### Source text
— Start —
The more the NJ Nets desperately promote the "experience" of attending a Nets game, the more attendance seems to dwindle. Dancers, t-shirt giveaways, loud music, and contests are poor stand-ins for breathtaking action and the elation or heartbreak shared with other fans.

This pretty much jibes with what Rocky Sullivan's Pub Quizmaster Scott Turner found on a recent trip to the intimacy-engineered CitiField:

Meet the Mets, meet the Mets/Step right up and greet the Mets...

The opening lyrics to the New York Metropolitan Baseball Club's fight song, older than the club itself.

"You know" said Diane George, my wife, as the old tune reverberated through Citi Field, the Mets ridiculously overhyped and underwhelming mallpark, "you can't really step right up and meet the Mets anymore."

That, friends, is the last time you'll see that corporate stadium name used in this space.

In the Mets two previous homes -- the Polo Grounds and Shea Stadium -- anyone meet the Mets. Any ticket holder sitting anywhere could journey down to the field level seats and watch batting practice, try for autographs, crowd close to the dugouts, smell the freshly watered turf, chase an errant batting practice ball fouled into the stands, exchange a greeting with players from both teams, and in general see what Major League Baseball is like up close. When batting practice was over, the batting cages were rolled away and the announcement wafted through the stadium: "Batting practice is over. Please return to your seats." Which everyone did.

In the Mets' new stadium, only the rich get to experience this pre-game ritual. Everyone else is invited "to watch batting practice from your ticketed seat."

And that is pretty much all you need to know about who the Mets covet and who they could care less about in the new post-Shea Stadium era.

But this being the Rocky Sullivan's Pub Quiz Quizmail, and me being me, there's a lot more to prattle on about. So strap yourself in...it's gonna be a bumpy ride.

I'm already on record as being really sore at the Mets about:

  • the death of Shea;
  • the hundreds of millions in taxpayer dollars that paid for the new stadium;
  • the endless contrivances that make the new stadium feel more like a baseball theme-park mall than a place to watch baseball;
  • the ugly alliance with Citi Corp;
  • the clear embrace of rich fans at the expense of working-class fans;
  • the vilification of business owners across the street in the Iron Triangle; and the obscenely expensive tickets;

In other words, the manyfold aspects of the Mets' nasty and soulless policy making lo these last several years.

The ballpark itself? I didn't wanna be one of those foamy-mouthed protesters outside The Last Temptation of Christ.

Protester "THIS MOVIE IS SACRILEGIOUS!"
Interviewer: "How do you know? Have you seen it?"
Protester: "NO!!! AND I'M NOT GONNA!!!
Inverviewer: "Then how do you know it's sacrilegious?"
Protester: "BECAUSE IT IS!!!"
— End —
### Set exercise 1
Can you copy the stretch of the Mets post from "The ballpark itself?" through "I'M NOT GONNA!!!", substituting "stadium" for "ballpark"?

Some records:
— Start —
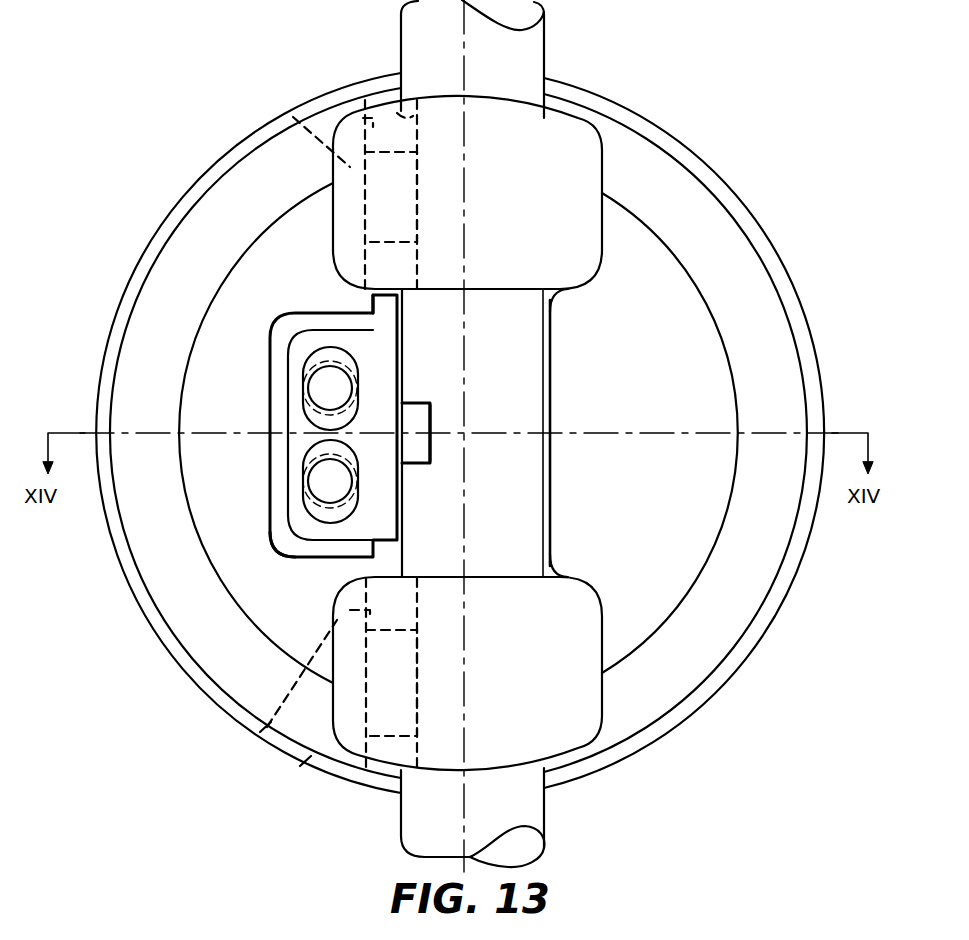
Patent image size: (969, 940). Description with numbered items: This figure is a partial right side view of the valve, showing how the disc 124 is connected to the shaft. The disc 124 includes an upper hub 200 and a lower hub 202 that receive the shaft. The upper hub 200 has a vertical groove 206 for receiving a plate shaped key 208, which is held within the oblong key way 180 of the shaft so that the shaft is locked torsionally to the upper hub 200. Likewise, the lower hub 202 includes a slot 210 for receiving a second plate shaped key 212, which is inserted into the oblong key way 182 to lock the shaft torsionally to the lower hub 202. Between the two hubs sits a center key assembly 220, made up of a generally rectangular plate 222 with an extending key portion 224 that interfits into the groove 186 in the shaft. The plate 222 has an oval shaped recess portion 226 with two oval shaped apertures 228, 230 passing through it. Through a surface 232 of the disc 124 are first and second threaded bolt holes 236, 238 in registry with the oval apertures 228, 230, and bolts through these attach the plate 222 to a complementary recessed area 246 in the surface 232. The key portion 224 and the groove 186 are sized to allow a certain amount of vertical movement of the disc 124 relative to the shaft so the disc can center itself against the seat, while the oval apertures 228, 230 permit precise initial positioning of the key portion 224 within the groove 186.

The disc 124 is at (460, 429).
The oblong key way 180 is at (379, 84).
The oblong key way 182 is at (358, 793).
The groove 186 is at (437, 415).
The upper hub 200 is at (578, 141).
The lower hub 202 is at (578, 724).
The vertical groove 206 is at (364, 83).
The plate shaped key 208 is at (290, 113).
The slot 210 is at (250, 733).
The second plate shaped key 212 is at (290, 770).
The center key assembly 220 is at (270, 341).
The generally rectangular plate 222 is at (377, 333).
The key portion 224 is at (423, 427).
The oval shaped recess portion 226 is at (293, 393).
The oval shaped aperture 228 is at (331, 349).
The oval shaped aperture 230 is at (315, 510).
The surface 232 is at (203, 392).
The first threaded bolt hole 236 is at (338, 378).
The second threaded bolt hole 238 is at (343, 472).
The recessed area 246 is at (297, 553).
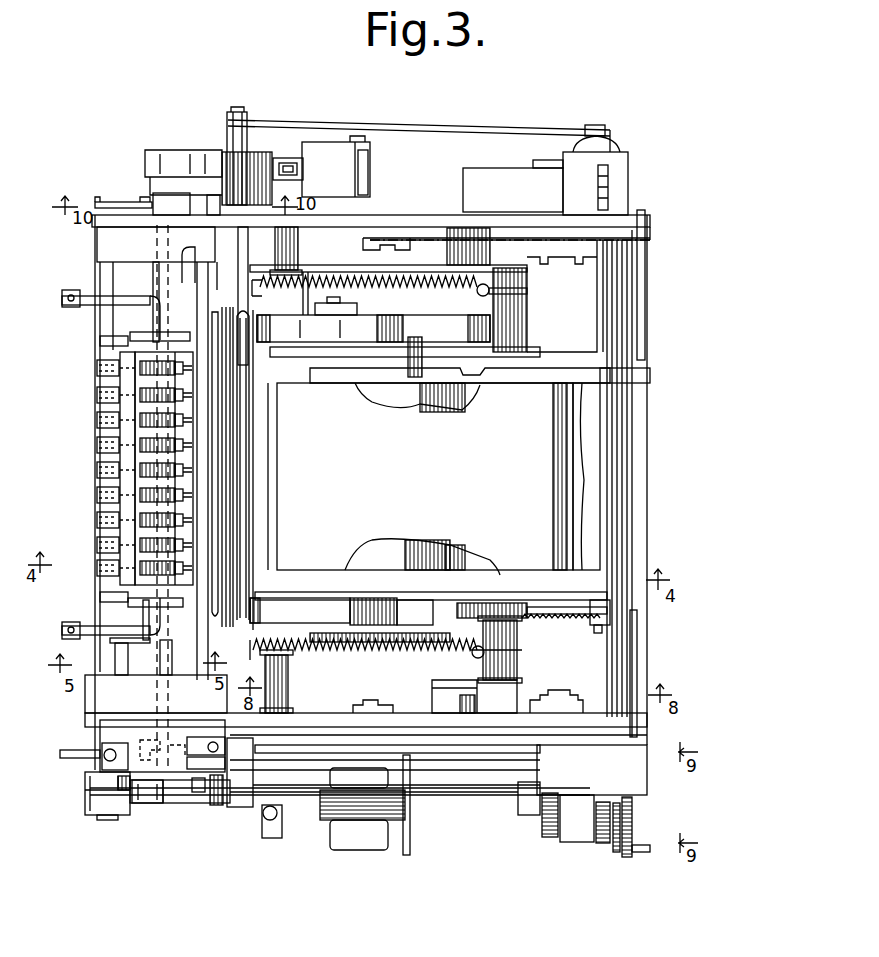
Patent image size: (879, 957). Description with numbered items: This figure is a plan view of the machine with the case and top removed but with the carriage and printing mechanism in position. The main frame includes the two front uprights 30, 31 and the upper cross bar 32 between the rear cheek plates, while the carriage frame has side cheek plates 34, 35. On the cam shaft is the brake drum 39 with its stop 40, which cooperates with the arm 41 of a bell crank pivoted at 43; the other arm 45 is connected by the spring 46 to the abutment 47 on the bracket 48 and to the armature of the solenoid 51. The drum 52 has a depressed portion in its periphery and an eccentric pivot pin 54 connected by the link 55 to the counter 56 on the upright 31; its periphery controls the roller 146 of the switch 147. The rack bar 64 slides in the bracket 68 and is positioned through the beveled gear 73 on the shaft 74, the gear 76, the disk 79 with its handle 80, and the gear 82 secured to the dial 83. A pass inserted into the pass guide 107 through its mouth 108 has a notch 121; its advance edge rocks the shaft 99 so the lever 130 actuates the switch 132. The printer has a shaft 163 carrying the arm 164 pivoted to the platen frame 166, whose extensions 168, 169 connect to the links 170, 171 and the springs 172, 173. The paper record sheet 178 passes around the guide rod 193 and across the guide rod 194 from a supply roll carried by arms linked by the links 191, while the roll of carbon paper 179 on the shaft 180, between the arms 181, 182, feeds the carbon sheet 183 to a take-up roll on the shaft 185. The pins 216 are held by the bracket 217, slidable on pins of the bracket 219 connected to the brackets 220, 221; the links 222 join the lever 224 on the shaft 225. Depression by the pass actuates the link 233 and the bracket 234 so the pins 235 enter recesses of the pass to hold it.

The front upright 30 is at (576, 834).
The front upright 31 is at (496, 178).
The upper cross bar 32 is at (220, 392).
The side cheek plate 34 is at (316, 724).
The side cheek plate 35 is at (358, 226).
The brake drum 39 is at (166, 802).
The stop 40 is at (137, 803).
The arm 41 is at (92, 792).
The pivot 43 is at (108, 820).
The arm 45 is at (294, 800).
The spring 46 is at (265, 820).
The abutment 47 is at (276, 834).
The bracket 48 is at (278, 756).
The solenoid 51 is at (364, 850).
The drum 52 is at (190, 150).
The pivot pin 54 is at (244, 116).
The link 55 is at (486, 126).
The counter 56 is at (628, 184).
The rack bar 64 is at (197, 792).
The bracket 68 is at (256, 744).
The beveled gear 73 is at (216, 805).
The shaft 74 is at (460, 798).
The gear 76 is at (548, 836).
The disk 79 is at (632, 830).
The handle 80 is at (640, 853).
The gear 82 is at (602, 846).
The dial 83 is at (616, 854).
The shaft 99 is at (165, 660).
The pass guide 107 is at (228, 427).
The mouth 108 is at (233, 405).
The notch 121 is at (520, 606).
The lever 130 is at (72, 754).
The switch 132 is at (112, 724).
The roller 146 is at (284, 158).
The switch 147 is at (346, 160).
The shaft 163 is at (300, 248).
The arm 164 is at (341, 611).
The platen frame 166 is at (340, 572).
The extension 168 is at (517, 635).
The extension 169 is at (523, 316).
The link 170 is at (488, 683).
The link 171 is at (446, 268).
The spring 172 is at (395, 660).
The spring 173 is at (428, 298).
The paper record sheet 178 is at (262, 463).
The roll of carbon paper 179 is at (417, 386).
The shaft 180 is at (420, 343).
The arm 181 is at (431, 587).
The arm 182 is at (460, 369).
The carbon sheet 183 is at (380, 386).
The shaft 185 is at (556, 590).
The link 191 is at (493, 238).
The guide rod 193 is at (622, 376).
The guide rod 194 is at (246, 246).
The pin 216 is at (142, 420).
The bracket 217 is at (125, 480).
The bracket 219 is at (190, 292).
The bracket 220 is at (110, 236).
The bracket 221 is at (100, 704).
The link 222 is at (66, 300).
The lever 224 is at (64, 292).
The shaft 225 is at (120, 668).
The link 233 is at (130, 336).
The bracket 234 is at (103, 342).
The pin 235 is at (158, 288).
— End —
### Set exercise 2
Could you convert the stretch of the listing from the line containing "Patent image size: (879, 957)." through the line containing "The upper cross bar 32 is at (220, 392)." into a two-column CSV headed input and output? Each row should pair a text with its answer, each in one quoted field with line breaks turned into spaces.

### Exercise result 1
The stadium itself? I didn't wanna be one of those foamy-mouthed protesters outside The Last Temptation of Christ.

Protester "THIS MOVIE IS SACRILEGIOUS!"
Interviewer: "How do you know? Have you seen it?"
Protester: "NO!!! AND I'M NOT GONNA!!!

### Exercise result 2
input,output
"Patent image size: (879, 957). Description with numbered items: This figure is a plan view of the machine with the case and top removed but with the carriage and printing mechanism in position. The main frame includes the two front uprights 30, 31 and the upper cross bar 32 between the rear cheek plates, while the carriage frame has side cheek plates 34, 35. On the cam shaft is the brake drum 39 with its stop 40, which cooperates with the arm 41 of a bell crank pivoted at 43; the other arm 45 is connected by the spring 46 to the abutment 47 on the bracket 48 and to the armature of the solenoid 51. The drum 52 has a depressed portion in its periphery and an eccentric pivot pin 54 connected by the link 55 to the counter 56 on the upright 31; its periphery controls the roller 146 of the switch 147. The rack bar 64 slides in the bracket 68 and is positioned through the beveled gear 73 on the shaft 74, the gear 76, the disk 79 with its handle 80, and the gear 82 secured to the dial 83. A pass inserted into the pass guide 107 through its mouth 108 has a notch 121; its advance edge rocks the shaft 99 so the lever 130 actuates the switch 132. The printer has a shaft 163 carrying the arm 164 pivoted to the platen frame 166, whose extensions 168, 169 connect to the links 170, 171 and the springs 172, 173. The paper record sheet 178 passes around the guide rod 193 and across the guide rod 194 from a supply roll carried by arms linked by the links 191, while the roll of carbon paper 179 on the shaft 180, between the arms 181, 182, feeds the carbon sheet 183 to a take-up roll on the shaft 185. The pins 216 are held by the bracket 217, slidable on pins of the bracket 219 connected to the brackets 220, 221; the links 222 join the lever 224 on the shaft 225. Depression by the pass actuates the link 233 and the bracket 234 so the pins 235 enter recesses of the pass to hold it.","The front upright 30 is at (576, 834). The front upright 31 is at (496, 178). The upper cross bar 32 is at (220, 392)."